## [Aim]
Look for the string "name" and copy every line that has it.

## [Excerpted data]

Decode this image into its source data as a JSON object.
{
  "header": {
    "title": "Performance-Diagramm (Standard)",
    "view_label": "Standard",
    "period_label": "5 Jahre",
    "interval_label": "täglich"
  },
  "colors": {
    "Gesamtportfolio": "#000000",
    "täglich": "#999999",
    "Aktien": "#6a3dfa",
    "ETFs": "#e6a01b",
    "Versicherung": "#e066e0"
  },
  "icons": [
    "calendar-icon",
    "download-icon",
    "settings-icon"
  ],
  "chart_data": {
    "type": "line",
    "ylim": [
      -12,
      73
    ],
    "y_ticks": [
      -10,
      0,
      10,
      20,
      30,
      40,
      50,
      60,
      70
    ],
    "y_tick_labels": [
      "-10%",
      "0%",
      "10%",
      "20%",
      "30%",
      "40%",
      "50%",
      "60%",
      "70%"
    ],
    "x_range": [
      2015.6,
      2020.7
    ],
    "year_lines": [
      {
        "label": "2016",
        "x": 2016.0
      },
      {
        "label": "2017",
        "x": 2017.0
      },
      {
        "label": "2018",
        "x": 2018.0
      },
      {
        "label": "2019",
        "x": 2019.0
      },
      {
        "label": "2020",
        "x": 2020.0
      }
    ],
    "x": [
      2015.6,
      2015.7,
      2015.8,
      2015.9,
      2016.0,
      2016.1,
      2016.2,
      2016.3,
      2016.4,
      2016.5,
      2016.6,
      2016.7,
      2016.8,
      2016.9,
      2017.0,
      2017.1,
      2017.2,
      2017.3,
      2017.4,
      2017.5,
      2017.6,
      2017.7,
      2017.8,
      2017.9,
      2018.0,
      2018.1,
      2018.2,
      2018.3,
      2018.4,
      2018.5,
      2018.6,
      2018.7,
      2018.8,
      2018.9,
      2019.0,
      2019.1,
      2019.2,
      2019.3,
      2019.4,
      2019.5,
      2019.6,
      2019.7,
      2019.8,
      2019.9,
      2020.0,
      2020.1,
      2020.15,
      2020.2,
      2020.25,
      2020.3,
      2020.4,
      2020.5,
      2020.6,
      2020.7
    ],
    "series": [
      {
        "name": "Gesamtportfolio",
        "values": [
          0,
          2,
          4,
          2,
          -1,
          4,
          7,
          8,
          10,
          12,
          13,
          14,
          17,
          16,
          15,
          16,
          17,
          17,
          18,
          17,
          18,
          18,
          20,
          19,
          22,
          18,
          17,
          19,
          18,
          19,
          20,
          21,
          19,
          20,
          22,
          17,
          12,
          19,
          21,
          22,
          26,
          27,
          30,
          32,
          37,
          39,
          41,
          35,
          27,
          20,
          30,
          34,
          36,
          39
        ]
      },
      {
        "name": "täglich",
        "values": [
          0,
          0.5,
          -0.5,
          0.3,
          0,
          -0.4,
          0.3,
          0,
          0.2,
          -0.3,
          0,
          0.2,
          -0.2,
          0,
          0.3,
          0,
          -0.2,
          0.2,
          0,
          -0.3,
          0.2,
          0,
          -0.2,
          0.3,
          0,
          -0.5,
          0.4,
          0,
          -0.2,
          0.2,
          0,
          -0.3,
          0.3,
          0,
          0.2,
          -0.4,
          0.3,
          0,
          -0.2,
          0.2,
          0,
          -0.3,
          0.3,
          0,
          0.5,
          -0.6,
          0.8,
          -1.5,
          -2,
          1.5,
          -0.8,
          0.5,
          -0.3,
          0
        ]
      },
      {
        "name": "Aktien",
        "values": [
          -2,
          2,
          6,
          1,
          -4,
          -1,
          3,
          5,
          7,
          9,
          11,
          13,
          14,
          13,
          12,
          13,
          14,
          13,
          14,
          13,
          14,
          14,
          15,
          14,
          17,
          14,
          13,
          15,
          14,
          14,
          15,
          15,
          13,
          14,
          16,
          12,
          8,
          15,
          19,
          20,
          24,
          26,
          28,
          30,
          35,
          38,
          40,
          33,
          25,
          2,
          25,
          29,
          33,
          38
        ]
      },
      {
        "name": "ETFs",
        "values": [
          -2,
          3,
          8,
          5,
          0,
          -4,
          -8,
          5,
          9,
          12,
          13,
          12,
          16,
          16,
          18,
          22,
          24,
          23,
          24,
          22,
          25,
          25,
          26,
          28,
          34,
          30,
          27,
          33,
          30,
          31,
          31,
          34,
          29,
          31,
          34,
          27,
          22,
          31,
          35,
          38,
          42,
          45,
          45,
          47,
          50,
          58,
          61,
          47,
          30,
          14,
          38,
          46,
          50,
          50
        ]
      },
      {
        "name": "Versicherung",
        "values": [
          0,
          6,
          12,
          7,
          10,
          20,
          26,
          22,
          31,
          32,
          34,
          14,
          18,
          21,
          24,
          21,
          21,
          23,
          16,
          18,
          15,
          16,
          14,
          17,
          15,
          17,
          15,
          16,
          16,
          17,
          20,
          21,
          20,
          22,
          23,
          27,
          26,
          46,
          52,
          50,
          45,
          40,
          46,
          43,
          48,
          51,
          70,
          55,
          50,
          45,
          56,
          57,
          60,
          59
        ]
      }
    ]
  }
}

## [Task answer]
        "name": "Gesamtportfolio",
        "name": "täglich",
        "name": "Aktien",
        "name": "ETFs",
        "name": "Versicherung",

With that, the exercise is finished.